- STATED EXERCISE
Print the records again, character for character.

- DATA FOR PROCESSING
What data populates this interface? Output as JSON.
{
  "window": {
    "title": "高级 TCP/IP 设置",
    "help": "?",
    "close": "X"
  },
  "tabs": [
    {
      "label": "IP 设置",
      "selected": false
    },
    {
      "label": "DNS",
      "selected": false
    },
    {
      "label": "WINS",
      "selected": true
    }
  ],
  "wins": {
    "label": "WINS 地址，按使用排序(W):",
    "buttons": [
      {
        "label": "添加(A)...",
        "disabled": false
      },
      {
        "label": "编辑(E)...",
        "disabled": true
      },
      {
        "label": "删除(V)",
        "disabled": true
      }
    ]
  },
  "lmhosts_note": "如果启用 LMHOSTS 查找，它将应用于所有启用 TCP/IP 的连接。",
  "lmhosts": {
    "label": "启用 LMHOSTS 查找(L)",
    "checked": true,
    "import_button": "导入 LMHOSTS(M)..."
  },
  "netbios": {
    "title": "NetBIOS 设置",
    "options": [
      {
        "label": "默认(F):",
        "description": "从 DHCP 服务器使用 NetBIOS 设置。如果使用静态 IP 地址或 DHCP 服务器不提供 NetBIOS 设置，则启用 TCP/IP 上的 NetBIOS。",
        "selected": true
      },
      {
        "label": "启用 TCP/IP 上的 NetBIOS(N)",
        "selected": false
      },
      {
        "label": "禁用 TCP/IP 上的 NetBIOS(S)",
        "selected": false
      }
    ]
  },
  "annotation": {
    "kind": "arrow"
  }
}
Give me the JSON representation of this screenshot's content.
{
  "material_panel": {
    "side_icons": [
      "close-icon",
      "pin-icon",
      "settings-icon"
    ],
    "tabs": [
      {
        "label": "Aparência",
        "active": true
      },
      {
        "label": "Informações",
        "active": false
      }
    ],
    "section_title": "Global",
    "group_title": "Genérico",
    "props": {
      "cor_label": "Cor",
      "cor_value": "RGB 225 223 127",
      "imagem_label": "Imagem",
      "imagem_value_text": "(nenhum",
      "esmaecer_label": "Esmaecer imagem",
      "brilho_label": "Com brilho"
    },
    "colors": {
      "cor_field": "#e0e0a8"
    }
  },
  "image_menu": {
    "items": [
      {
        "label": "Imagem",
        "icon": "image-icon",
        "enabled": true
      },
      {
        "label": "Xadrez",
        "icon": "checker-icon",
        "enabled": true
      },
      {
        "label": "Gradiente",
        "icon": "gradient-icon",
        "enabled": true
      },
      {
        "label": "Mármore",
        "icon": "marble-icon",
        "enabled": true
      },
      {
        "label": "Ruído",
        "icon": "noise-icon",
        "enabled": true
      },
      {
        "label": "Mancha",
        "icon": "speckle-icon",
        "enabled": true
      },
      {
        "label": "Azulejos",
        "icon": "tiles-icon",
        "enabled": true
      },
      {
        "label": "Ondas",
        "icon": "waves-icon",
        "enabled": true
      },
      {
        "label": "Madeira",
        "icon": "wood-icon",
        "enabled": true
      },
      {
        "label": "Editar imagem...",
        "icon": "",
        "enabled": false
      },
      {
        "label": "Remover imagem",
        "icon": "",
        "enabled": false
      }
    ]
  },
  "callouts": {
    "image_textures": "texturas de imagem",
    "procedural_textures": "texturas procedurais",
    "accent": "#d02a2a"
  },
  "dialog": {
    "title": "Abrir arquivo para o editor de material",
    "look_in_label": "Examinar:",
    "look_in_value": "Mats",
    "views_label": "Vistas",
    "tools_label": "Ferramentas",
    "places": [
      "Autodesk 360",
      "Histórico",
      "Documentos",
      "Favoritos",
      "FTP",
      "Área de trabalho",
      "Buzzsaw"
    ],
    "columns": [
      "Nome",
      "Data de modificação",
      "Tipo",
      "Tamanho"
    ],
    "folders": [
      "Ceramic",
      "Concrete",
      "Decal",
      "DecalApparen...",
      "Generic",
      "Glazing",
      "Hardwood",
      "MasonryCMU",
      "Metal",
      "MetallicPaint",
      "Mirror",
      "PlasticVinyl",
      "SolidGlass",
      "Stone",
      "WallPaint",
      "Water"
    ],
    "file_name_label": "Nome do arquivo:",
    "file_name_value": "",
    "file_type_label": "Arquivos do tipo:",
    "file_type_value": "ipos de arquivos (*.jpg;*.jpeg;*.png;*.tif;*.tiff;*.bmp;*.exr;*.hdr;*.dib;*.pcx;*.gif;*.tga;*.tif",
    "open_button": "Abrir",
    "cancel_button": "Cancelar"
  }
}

- RESULT BELOW
What data populates this interface? Output as JSON.
{
  "window": {
    "title": "高级 TCP/IP 设置",
    "help": "?",
    "close": "X"
  },
  "tabs": [
    {
      "label": "IP 设置",
      "selected": false
    },
    {
      "label": "DNS",
      "selected": false
    },
    {
      "label": "WINS",
      "selected": true
    }
  ],
  "wins": {
    "label": "WINS 地址，按使用排序(W):",
    "buttons": [
      {
        "label": "添加(A)...",
        "disabled": false
      },
      {
        "label": "编辑(E)...",
        "disabled": true
      },
      {
        "label": "删除(V)",
        "disabled": true
      }
    ]
  },
  "lmhosts_note": "如果启用 LMHOSTS 查找，它将应用于所有启用 TCP/IP 的连接。",
  "lmhosts": {
    "label": "启用 LMHOSTS 查找(L)",
    "checked": true,
    "import_button": "导入 LMHOSTS(M)..."
  },
  "netbios": {
    "title": "NetBIOS 设置",
    "options": [
      {
        "label": "默认(F):",
        "description": "从 DHCP 服务器使用 NetBIOS 设置。如果使用静态 IP 地址或 DHCP 服务器不提供 NetBIOS 设置，则启用 TCP/IP 上的 NetBIOS。",
        "selected": true
      },
      {
        "label": "启用 TCP/IP 上的 NetBIOS(N)",
        "selected": false
      },
      {
        "label": "禁用 TCP/IP 上的 NetBIOS(S)",
        "selected": false
      }
    ]
  },
  "annotation": {
    "kind": "arrow"
  }
}
Give me the JSON representation of this screenshot's content.
{
  "material_panel": {
    "side_icons": [
      "close-icon",
      "pin-icon",
      "settings-icon"
    ],
    "tabs": [
      {
        "label": "Aparência",
        "active": true
      },
      {
        "label": "Informações",
        "active": false
      }
    ],
    "section_title": "Global",
    "group_title": "Genérico",
    "props": {
      "cor_label": "Cor",
      "cor_value": "RGB 225 223 127",
      "imagem_label": "Imagem",
      "imagem_value_text": "(nenhum",
      "esmaecer_label": "Esmaecer imagem",
      "brilho_label": "Com brilho"
    },
    "colors": {
      "cor_field": "#e0e0a8"
    }
  },
  "image_menu": {
    "items": [
      {
        "label": "Imagem",
        "icon": "image-icon",
        "enabled": true
      },
      {
        "label": "Xadrez",
        "icon": "checker-icon",
        "enabled": true
      },
      {
        "label": "Gradiente",
        "icon": "gradient-icon",
        "enabled": true
      },
      {
        "label": "Mármore",
        "icon": "marble-icon",
        "enabled": true
      },
      {
        "label": "Ruído",
        "icon": "noise-icon",
        "enabled": true
      },
      {
        "label": "Mancha",
        "icon": "speckle-icon",
        "enabled": true
      },
      {
        "label": "Azulejos",
        "icon": "tiles-icon",
        "enabled": true
      },
      {
        "label": "Ondas",
        "icon": "waves-icon",
        "enabled": true
      },
      {
        "label": "Madeira",
        "icon": "wood-icon",
        "enabled": true
      },
      {
        "label": "Editar imagem...",
        "icon": "",
        "enabled": false
      },
      {
        "label": "Remover imagem",
        "icon": "",
        "enabled": false
      }
    ]
  },
  "callouts": {
    "image_textures": "texturas de imagem",
    "procedural_textures": "texturas procedurais",
    "accent": "#d02a2a"
  },
  "dialog": {
    "title": "Abrir arquivo para o editor de material",
    "look_in_label": "Examinar:",
    "look_in_value": "Mats",
    "views_label": "Vistas",
    "tools_label": "Ferramentas",
    "places": [
      "Autodesk 360",
      "Histórico",
      "Documentos",
      "Favoritos",
      "FTP",
      "Área de trabalho",
      "Buzzsaw"
    ],
    "columns": [
      "Nome",
      "Data de modificação",
      "Tipo",
      "Tamanho"
    ],
    "folders": [
      "Ceramic",
      "Concrete",
      "Decal",
      "DecalApparen...",
      "Generic",
      "Glazing",
      "Hardwood",
      "MasonryCMU",
      "Metal",
      "MetallicPaint",
      "Mirror",
      "PlasticVinyl",
      "SolidGlass",
      "Stone",
      "WallPaint",
      "Water"
    ],
    "file_name_label": "Nome do arquivo:",
    "file_name_value": "",
    "file_type_label": "Arquivos do tipo:",
    "file_type_value": "ipos de arquivos (*.jpg;*.jpeg;*.png;*.tif;*.tiff;*.bmp;*.exr;*.hdr;*.dib;*.pcx;*.gif;*.tga;*.tif",
    "open_button": "Abrir",
    "cancel_button": "Cancelar"
  }
}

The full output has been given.